__Directive__:
Collect each line of the records containing the string "content".

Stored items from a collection
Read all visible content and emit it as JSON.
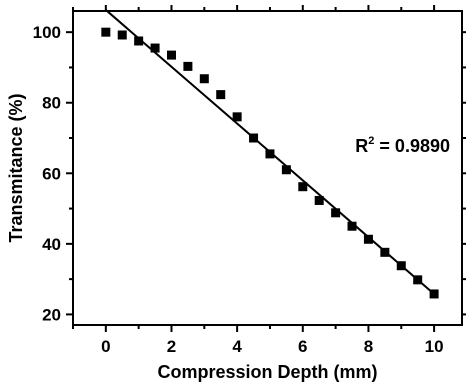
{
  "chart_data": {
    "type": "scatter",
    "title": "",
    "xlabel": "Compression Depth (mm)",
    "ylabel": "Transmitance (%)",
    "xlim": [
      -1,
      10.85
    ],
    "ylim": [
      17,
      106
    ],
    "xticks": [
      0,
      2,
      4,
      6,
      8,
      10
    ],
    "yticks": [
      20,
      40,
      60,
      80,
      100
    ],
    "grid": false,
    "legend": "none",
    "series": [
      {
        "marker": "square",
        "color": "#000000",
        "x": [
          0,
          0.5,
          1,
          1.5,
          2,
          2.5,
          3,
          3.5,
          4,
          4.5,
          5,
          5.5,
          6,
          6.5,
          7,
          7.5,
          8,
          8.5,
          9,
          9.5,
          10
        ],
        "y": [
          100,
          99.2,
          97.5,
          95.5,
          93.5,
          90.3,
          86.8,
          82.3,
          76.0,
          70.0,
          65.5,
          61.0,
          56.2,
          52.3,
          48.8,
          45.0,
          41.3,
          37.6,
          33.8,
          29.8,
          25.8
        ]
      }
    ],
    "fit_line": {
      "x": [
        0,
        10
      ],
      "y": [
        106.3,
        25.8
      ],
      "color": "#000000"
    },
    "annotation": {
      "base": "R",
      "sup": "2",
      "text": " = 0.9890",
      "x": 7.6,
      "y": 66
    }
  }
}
--
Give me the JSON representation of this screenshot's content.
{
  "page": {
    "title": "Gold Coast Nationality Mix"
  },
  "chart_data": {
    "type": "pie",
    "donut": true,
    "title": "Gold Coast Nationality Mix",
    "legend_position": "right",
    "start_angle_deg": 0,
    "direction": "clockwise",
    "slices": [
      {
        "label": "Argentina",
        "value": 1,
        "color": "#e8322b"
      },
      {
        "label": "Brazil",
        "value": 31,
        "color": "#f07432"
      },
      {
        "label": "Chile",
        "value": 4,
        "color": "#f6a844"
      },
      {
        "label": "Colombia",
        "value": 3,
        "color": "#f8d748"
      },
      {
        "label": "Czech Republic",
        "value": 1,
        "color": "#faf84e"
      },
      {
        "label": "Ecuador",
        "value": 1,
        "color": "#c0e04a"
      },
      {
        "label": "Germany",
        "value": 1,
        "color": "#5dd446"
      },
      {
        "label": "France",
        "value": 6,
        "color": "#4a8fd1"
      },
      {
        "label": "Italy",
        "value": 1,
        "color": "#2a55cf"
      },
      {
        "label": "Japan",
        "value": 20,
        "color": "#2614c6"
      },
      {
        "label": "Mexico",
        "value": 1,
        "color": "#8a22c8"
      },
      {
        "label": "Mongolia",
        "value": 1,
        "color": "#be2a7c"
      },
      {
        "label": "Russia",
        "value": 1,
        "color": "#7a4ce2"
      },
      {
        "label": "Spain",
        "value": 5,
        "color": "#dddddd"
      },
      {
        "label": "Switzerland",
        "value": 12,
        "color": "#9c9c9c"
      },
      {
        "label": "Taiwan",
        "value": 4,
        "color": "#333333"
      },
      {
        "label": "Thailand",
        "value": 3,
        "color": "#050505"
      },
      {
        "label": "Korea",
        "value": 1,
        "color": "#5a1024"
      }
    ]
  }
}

__Response for this exercise__:
Read all visible content and emit it as JSON.
Give me the JSON representation of this screenshot's content.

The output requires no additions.